> Consigne 1
Recopiez tel quel le passage du texte sur le diabolo qui va de « Le diabolo, en » jusqu'à « à des baguettes. ».
> Consigne 2
Réécrivez les enregistrements, du tout début jusqu'à la ligne contenant « country-name: الولايات المتحدة [7,364,57,394] » incluse, en mettant « point-central » à la place de « center-dot » et sans rien changer d'autre.

> Extrait de la page
○ ○ ○ ○ ○

Anthologie du diabolo

Le texte ci-dessous, titré «Anthologie du diabolo», est une commande de la Bibliothèque Nationale de France (B.N.F.) et du Centre National des Arts du Cirque de Châlons-en-Champagne (C.N.A.C.) pour le projet documentaire «Encyclopédie des Arts du Cirque». Vous retrouverez ce texte, dans une version une plus courte, sur le site «Encyclopédie des Arts du Cirque» :
http://cirque-cnac.bnf.fr/fr/jonglerie/manipulation-objets/diabolo .

Priam PIERRET

Les flous originels

Le diabolo, en tant qu’art de variété traditionnel en Chine, est présent dans les arts de la scène (« cirque chinois ») depuis plusieurs siècles, et les numéros sont le plus souvent interprétés par un groupe de jeunes filles. L’objet récréatif du diabolo vient effectivement de Chine, entre le Ier et le XIe siècle, où son nom « kouen-gen » signifie « appareil faisant le vide » à l’image de l’air qui sort des deux disques creux latéraux pourvus de fentes sur leurs pourtours, mais on recense en réalité au moins quatre appellations différentes selon les époques et les régions chinoises.
Cependant, il est difficile d’ignorer la similitude avec le « rhombos », objet de sorcellerie de la Grèce et de l’Italie antique (6e siècle avant notre ère) qui se manipule avec une ficelle éventuellement attachée à des baguettes.

C’est bien de Pékin, juste après la Révolution, que le premier « kouen-gen » est ramené en Europe par le diplomate anglais Lord Macartney, et c’est au début du XIXe que ce jeu d’extérieur, prisé par la bourgeoisie, traverse la Manche et prends le nom de « diable » en référence au sifflement intense et aigu (« un boucan du diable ») que produit l’air sur les fentes en rotation. Le premier artiste de cirque diaboliste en Europe est Ramo Sameo qui se produit à partir de 1820 dans toute l’Allemagne.
La mode du jeu du « diable » va et vient durant le XIX siècle, et c’est en 1906 que l’ingénieur franco-belge Gustave Philippart réinvente l’objet en donnant aux calottes leur forme conique et en se voyant proposer le nom de « diabolo », un jeu de mot entre « diable » et le verbe grec « diabállô » (dia – bállô, littéralement « lancer à travers »). S’en suit alors, dans toute la France, une démocratisation du jeu, avec de nombreux concours mais aussi moult accidents, qui finalement provoqueront son interdiction dans la plupart des espaces publics et une grande perte de notoriété.

Précision suisse, qualité allemande, plastique asiatique

A la fin du XXe siècle, les meilleurs diabolos sont fabriqués en Suisse et Allemagne et sont distribués dans le monde entier. Les diabolos sont désormais moulés avec des nouveaux matériaux élastomères plus résistant que le caoutchouc, indéformable et quasi inusable.

○ ○ ○ ○ ○

(Enregistrements des emplacements des éléments)
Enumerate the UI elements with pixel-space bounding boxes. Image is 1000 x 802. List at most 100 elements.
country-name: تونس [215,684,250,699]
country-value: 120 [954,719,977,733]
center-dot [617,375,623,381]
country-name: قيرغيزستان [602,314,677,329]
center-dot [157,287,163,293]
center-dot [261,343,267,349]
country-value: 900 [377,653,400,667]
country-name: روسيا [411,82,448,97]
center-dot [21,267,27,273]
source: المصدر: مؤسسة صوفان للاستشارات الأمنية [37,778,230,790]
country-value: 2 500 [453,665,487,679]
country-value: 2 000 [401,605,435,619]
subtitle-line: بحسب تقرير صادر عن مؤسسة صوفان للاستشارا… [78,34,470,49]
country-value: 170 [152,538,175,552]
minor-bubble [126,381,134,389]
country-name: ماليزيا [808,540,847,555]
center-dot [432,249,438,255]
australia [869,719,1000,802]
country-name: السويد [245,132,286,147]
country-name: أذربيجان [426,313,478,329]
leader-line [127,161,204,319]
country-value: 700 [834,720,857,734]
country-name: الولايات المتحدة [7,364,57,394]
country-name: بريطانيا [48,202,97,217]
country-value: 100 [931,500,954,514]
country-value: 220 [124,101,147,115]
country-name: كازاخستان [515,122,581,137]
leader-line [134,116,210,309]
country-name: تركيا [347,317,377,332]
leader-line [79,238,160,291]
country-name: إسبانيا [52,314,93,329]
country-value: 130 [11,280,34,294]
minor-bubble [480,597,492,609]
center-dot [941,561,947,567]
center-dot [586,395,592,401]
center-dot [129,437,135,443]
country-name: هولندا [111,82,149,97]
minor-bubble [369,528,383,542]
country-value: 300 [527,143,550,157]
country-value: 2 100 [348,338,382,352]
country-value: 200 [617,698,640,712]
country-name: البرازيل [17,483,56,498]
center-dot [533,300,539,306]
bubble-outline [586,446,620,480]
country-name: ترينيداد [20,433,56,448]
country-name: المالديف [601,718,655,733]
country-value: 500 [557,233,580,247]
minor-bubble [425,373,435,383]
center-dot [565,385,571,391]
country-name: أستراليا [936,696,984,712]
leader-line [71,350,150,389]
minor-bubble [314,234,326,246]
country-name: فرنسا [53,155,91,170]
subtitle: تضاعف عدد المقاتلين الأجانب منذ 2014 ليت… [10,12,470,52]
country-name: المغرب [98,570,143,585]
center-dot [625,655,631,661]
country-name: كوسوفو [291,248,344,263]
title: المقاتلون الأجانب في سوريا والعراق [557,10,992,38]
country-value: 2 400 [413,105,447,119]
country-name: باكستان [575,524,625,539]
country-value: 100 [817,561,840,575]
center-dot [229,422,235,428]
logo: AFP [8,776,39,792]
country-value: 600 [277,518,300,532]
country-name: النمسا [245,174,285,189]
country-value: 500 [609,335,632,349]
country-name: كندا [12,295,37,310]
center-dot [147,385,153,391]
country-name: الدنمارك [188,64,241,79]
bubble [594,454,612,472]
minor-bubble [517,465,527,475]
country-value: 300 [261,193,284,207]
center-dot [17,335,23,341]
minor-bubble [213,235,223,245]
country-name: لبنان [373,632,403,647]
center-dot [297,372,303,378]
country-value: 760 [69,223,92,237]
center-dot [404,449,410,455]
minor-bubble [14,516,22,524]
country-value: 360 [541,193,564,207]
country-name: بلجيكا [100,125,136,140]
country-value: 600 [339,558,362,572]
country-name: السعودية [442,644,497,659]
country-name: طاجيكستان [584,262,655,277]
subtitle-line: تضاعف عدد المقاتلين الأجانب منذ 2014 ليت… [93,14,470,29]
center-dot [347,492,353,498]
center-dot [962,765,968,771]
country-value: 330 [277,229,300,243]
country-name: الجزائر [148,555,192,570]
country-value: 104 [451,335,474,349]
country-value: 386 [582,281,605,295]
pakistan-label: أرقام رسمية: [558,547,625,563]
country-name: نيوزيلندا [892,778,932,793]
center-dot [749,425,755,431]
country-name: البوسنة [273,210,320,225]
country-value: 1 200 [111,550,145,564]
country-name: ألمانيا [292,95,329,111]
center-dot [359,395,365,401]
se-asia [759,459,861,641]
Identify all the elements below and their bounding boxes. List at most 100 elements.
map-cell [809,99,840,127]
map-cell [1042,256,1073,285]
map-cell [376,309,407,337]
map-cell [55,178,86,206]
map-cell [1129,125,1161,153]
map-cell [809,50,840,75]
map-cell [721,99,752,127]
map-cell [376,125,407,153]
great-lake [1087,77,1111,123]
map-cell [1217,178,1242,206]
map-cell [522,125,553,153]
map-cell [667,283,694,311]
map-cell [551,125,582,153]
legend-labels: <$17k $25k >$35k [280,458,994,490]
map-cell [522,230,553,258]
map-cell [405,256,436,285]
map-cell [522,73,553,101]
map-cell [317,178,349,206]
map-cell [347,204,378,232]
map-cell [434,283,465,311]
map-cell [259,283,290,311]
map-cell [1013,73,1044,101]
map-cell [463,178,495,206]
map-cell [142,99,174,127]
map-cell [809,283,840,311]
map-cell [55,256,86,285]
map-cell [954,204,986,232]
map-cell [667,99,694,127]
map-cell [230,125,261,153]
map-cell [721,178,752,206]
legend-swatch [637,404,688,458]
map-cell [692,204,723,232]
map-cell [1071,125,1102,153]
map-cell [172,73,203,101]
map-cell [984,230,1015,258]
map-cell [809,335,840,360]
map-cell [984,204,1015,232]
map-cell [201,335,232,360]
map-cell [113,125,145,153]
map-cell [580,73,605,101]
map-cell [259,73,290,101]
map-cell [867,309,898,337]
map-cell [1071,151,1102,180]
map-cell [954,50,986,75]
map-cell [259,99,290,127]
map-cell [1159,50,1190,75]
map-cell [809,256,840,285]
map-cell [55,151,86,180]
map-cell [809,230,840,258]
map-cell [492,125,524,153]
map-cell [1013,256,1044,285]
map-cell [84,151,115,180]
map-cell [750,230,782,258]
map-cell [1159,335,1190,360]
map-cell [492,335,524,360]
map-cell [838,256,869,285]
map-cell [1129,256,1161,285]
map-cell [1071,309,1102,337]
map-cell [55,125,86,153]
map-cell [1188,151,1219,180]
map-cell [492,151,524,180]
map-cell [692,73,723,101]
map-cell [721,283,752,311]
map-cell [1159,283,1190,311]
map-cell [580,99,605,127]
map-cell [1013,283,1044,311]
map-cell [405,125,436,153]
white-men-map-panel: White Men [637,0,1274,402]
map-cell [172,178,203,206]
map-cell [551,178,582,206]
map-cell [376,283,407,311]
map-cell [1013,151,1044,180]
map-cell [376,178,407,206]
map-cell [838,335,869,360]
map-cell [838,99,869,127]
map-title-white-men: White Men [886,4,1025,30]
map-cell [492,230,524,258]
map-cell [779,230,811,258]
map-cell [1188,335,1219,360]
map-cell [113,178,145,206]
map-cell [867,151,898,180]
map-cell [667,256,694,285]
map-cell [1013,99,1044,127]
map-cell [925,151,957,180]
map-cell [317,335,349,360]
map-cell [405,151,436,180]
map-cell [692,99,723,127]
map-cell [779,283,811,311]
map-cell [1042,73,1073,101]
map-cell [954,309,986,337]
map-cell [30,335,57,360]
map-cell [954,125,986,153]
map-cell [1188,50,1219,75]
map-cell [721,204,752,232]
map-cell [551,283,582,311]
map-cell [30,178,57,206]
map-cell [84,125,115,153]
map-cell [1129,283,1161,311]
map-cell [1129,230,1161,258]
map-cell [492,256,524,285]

○ ○ ○ ○ ○

> Réponse complète 1
Le diabolo, en tant qu’art de variété traditionnel en Chine, est présent dans les arts de la scène (« cirque chinois ») depuis plusieurs siècles, et les numéros sont le plus souvent interprétés par un groupe de jeunes filles. L’objet récréatif du diabolo vient effectivement de Chine, entre le Ier et le XIe siècle, où son nom « kouen-gen » signifie « appareil faisant le vide » à l’image de l’air qui sort des deux disques creux latéraux pourvus de fentes sur leurs pourtours, mais on recense en réalité au moins quatre appellations différentes selon les époques et les régions chinoises.
Cependant, il est difficile d’ignorer la similitude avec le « rhombos », objet de sorcellerie de la Grèce et de l’Italie antique (6e siècle avant notre ère) qui se manipule avec une ficelle éventuellement attachée à des baguettes.

> Réponse complète 2
Enumerate the UI elements with pixel-space bounding boxes. Image is 1000 x 802. List at most 100 elements.
country-name: تونس [215,684,250,699]
country-value: 120 [954,719,977,733]
point-central [617,375,623,381]
country-name: قيرغيزستان [602,314,677,329]
point-central [157,287,163,293]
point-central [261,343,267,349]
country-value: 900 [377,653,400,667]
country-name: روسيا [411,82,448,97]
point-central [21,267,27,273]
source: المصدر: مؤسسة صوفان للاستشارات الأمنية [37,778,230,790]
country-value: 2 500 [453,665,487,679]
country-value: 2 000 [401,605,435,619]
subtitle-line: بحسب تقرير صادر عن مؤسسة صوفان للاستشارا… [78,34,470,49]
country-value: 170 [152,538,175,552]
minor-bubble [126,381,134,389]
country-name: ماليزيا [808,540,847,555]
point-central [432,249,438,255]
australia [869,719,1000,802]
country-name: السويد [245,132,286,147]
country-name: أذربيجان [426,313,478,329]
leader-line [127,161,204,319]
country-value: 700 [834,720,857,734]
country-name: الولايات المتحدة [7,364,57,394]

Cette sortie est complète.